--- STATED TASK ---
Give every line back verbatim, dropping all images.

Recorded data
• • • • • • •
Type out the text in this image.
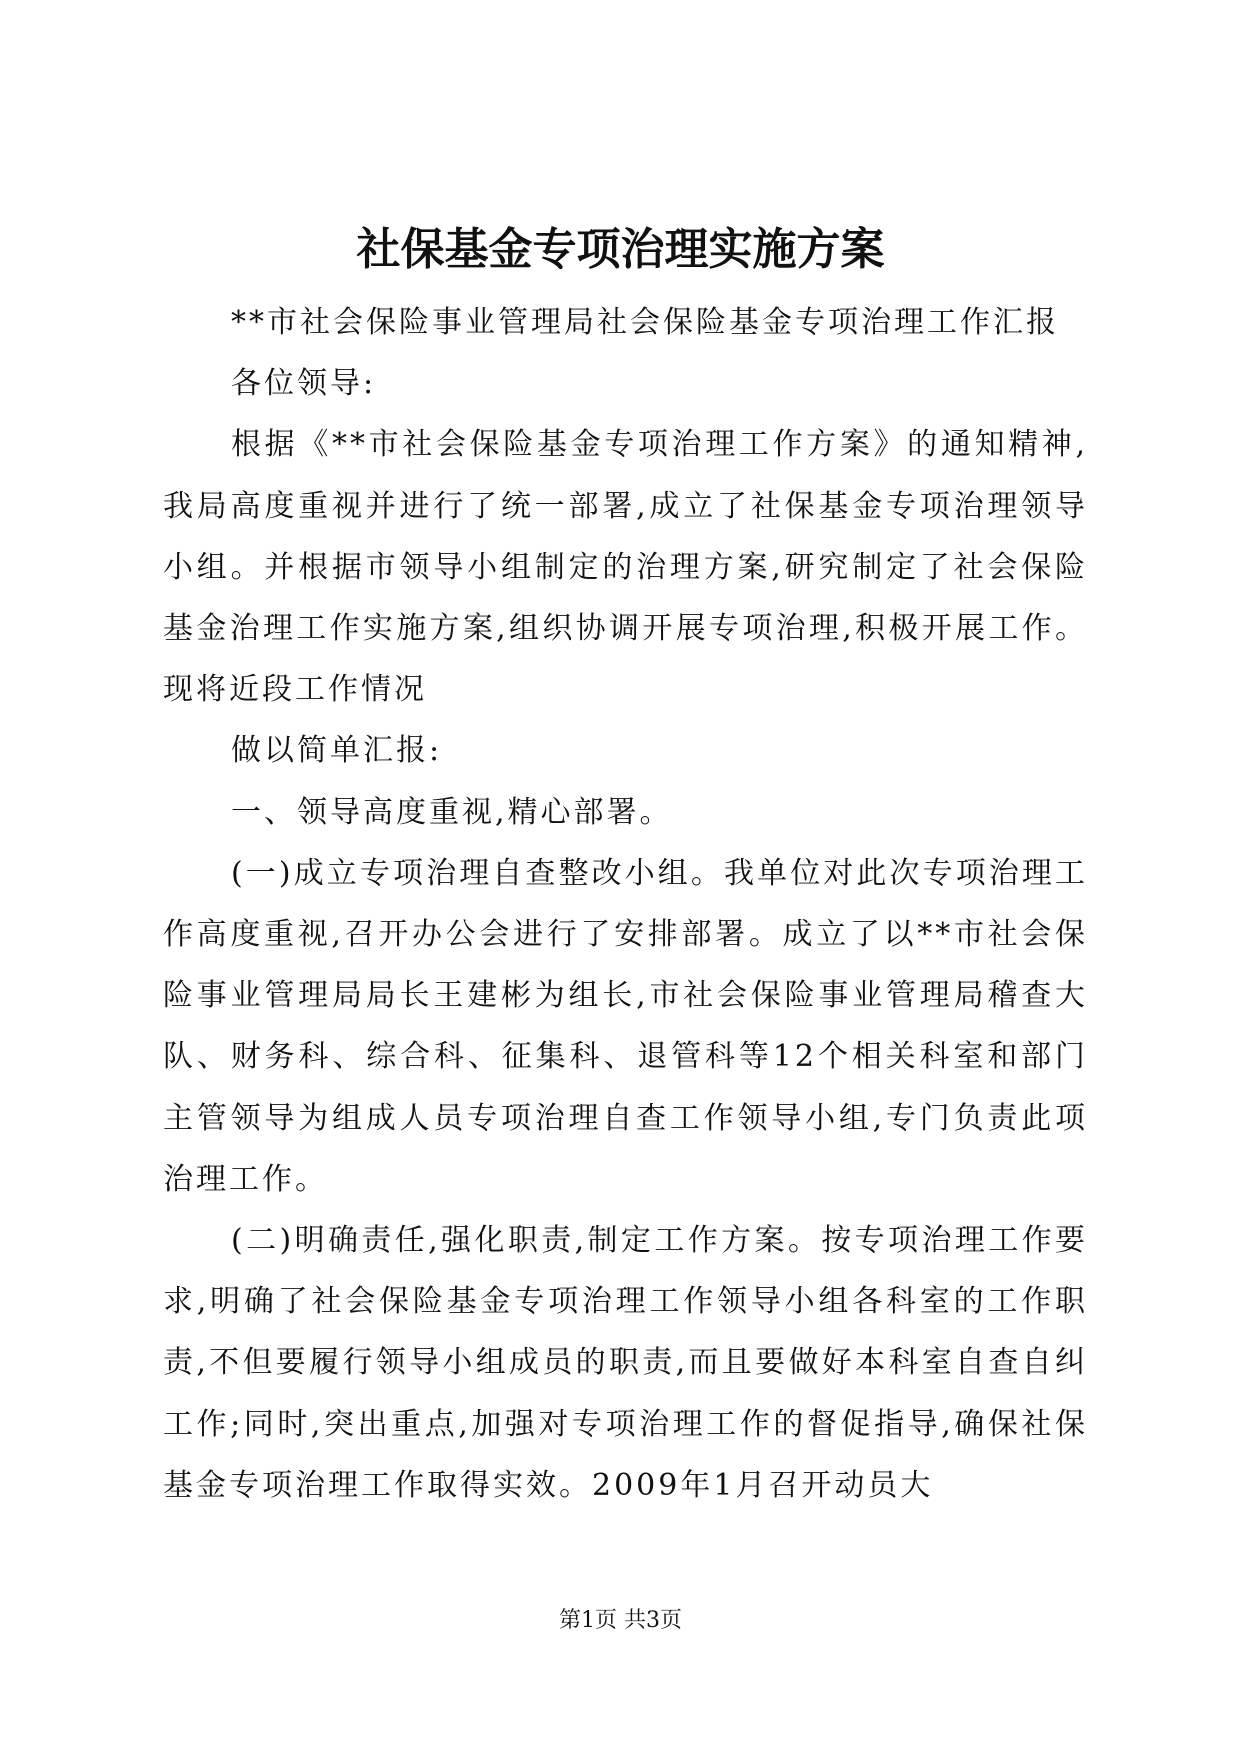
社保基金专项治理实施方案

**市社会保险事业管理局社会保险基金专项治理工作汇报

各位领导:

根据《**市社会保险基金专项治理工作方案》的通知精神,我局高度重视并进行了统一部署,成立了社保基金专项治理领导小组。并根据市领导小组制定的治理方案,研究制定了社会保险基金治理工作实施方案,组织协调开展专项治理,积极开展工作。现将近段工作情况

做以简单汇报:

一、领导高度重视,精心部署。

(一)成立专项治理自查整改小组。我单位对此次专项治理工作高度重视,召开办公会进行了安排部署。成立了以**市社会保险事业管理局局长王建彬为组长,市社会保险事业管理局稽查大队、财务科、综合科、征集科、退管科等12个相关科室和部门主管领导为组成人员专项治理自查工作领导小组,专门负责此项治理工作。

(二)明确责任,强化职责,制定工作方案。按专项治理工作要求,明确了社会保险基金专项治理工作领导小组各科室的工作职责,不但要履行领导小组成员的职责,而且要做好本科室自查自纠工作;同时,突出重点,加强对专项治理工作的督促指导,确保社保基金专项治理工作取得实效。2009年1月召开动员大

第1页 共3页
• • • • • • •
--- ANSWER BELOW ---
Type out the text in this image.
社保基金专项治理实施方案

**市社会保险事业管理局社会保险基金专项治理工作汇报

各位领导:

根据《**市社会保险基金专项治理工作方案》的通知精神,我局高度重视并进行了统一部署,成立了社保基金专项治理领导小组。并根据市领导小组制定的治理方案,研究制定了社会保险基金治理工作实施方案,组织协调开展专项治理,积极开展工作。现将近段工作情况

做以简单汇报:

一、领导高度重视,精心部署。

(一)成立专项治理自查整改小组。我单位对此次专项治理工作高度重视,召开办公会进行了安排部署。成立了以**市社会保险事业管理局局长王建彬为组长,市社会保险事业管理局稽查大队、财务科、综合科、征集科、退管科等12个相关科室和部门主管领导为组成人员专项治理自查工作领导小组,专门负责此项治理工作。

(二)明确责任,强化职责,制定工作方案。按专项治理工作要求,明确了社会保险基金专项治理工作领导小组各科室的工作职责,不但要履行领导小组成员的职责,而且要做好本科室自查自纠工作;同时,突出重点,加强对专项治理工作的督促指导,确保社保基金专项治理工作取得实效。2009年1月召开动员大

第1页 共3页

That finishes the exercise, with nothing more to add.